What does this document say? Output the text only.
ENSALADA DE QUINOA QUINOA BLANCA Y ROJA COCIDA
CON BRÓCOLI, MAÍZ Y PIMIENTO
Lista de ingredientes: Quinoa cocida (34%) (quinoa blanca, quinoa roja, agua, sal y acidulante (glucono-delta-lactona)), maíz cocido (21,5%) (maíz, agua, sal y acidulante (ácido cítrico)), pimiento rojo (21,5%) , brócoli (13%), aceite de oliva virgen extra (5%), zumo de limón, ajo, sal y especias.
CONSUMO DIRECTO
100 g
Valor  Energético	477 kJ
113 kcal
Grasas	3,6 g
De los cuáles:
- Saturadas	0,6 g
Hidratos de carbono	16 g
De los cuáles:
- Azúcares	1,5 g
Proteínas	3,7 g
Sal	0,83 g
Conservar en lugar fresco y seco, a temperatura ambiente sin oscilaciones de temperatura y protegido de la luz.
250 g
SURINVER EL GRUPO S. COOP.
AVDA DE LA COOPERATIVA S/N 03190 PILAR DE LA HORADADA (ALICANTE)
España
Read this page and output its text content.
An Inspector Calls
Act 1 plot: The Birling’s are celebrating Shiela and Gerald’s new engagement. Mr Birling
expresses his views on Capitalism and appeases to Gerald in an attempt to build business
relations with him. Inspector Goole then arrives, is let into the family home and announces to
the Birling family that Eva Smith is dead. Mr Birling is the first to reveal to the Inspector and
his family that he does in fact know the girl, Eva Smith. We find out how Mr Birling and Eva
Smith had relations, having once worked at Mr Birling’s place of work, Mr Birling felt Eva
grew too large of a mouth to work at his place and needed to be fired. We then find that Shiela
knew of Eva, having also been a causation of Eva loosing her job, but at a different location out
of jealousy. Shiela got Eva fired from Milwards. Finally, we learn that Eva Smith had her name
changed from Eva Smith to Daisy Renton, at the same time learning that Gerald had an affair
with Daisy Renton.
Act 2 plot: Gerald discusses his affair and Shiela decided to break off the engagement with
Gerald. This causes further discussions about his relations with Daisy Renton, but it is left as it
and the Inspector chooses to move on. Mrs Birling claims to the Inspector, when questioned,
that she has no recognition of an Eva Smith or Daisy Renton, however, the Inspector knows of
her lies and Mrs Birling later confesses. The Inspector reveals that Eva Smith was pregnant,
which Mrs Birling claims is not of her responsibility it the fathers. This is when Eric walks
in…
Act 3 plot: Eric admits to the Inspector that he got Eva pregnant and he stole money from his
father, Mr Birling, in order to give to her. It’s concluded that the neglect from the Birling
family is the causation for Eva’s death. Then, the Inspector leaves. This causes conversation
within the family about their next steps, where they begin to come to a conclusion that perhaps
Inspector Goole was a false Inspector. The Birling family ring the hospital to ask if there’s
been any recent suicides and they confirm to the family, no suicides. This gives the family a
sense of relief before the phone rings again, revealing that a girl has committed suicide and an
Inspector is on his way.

------------------------------------------------

-- Exercise description --
All the data must be duplicated exactly, with nothing added or removed.

-- Final result --
What does this document say? Output the text only.
ENSALADA DE QUINOA QUINOA BLANCA Y ROJA COCIDA
CON BRÓCOLI, MAÍZ Y PIMIENTO
Lista de ingredientes: Quinoa cocida (34%) (quinoa blanca, quinoa roja, agua, sal y acidulante (glucono-delta-lactona)), maíz cocido (21,5%) (maíz, agua, sal y acidulante (ácido cítrico)), pimiento rojo (21,5%) , brócoli (13%), aceite de oliva virgen extra (5%), zumo de limón, ajo, sal y especias.
CONSUMO DIRECTO
100 g
Valor  Energético	477 kJ
113 kcal
Grasas	3,6 g
De los cuáles:
- Saturadas	0,6 g
Hidratos de carbono	16 g
De los cuáles:
- Azúcares	1,5 g
Proteínas	3,7 g
Sal	0,83 g
Conservar en lugar fresco y seco, a temperatura ambiente sin oscilaciones de temperatura y protegido de la luz.
250 g
SURINVER EL GRUPO S. COOP.
AVDA DE LA COOPERATIVA S/N 03190 PILAR DE LA HORADADA (ALICANTE)
España
Read this page and output its text content.
An Inspector Calls
Act 1 plot: The Birling’s are celebrating Shiela and Gerald’s new engagement. Mr Birling
expresses his views on Capitalism and appeases to Gerald in an attempt to build business
relations with him. Inspector Goole then arrives, is let into the family home and announces to
the Birling family that Eva Smith is dead. Mr Birling is the first to reveal to the Inspector and
his family that he does in fact know the girl, Eva Smith. We find out how Mr Birling and Eva
Smith had relations, having once worked at Mr Birling’s place of work, Mr Birling felt Eva
grew too large of a mouth to work at his place and needed to be fired. We then find that Shiela
knew of Eva, having also been a causation of Eva loosing her job, but at a different location out
of jealousy. Shiela got Eva fired from Milwards. Finally, we learn that Eva Smith had her name
changed from Eva Smith to Daisy Renton, at the same time learning that Gerald had an affair
with Daisy Renton.
Act 2 plot: Gerald discusses his affair and Shiela decided to break off the engagement with
Gerald. This causes further discussions about his relations with Daisy Renton, but it is left as it
and the Inspector chooses to move on. Mrs Birling claims to the Inspector, when questioned,
that she has no recognition of an Eva Smith or Daisy Renton, however, the Inspector knows of
her lies and Mrs Birling later confesses. The Inspector reveals that Eva Smith was pregnant,
which Mrs Birling claims is not of her responsibility it the fathers. This is when Eric walks
in…
Act 3 plot: Eric admits to the Inspector that he got Eva pregnant and he stole money from his
father, Mr Birling, in order to give to her. It’s concluded that the neglect from the Birling
family is the causation for Eva’s death. Then, the Inspector leaves. This causes conversation
within the family about their next steps, where they begin to come to a conclusion that perhaps
Inspector Goole was a false Inspector. The Birling family ring the hospital to ask if there’s
been any recent suicides and they confirm to the family, no suicides. This gives the family a
sense of relief before the phone rings again, revealing that a girl has committed suicide and an
Inspector is on his way.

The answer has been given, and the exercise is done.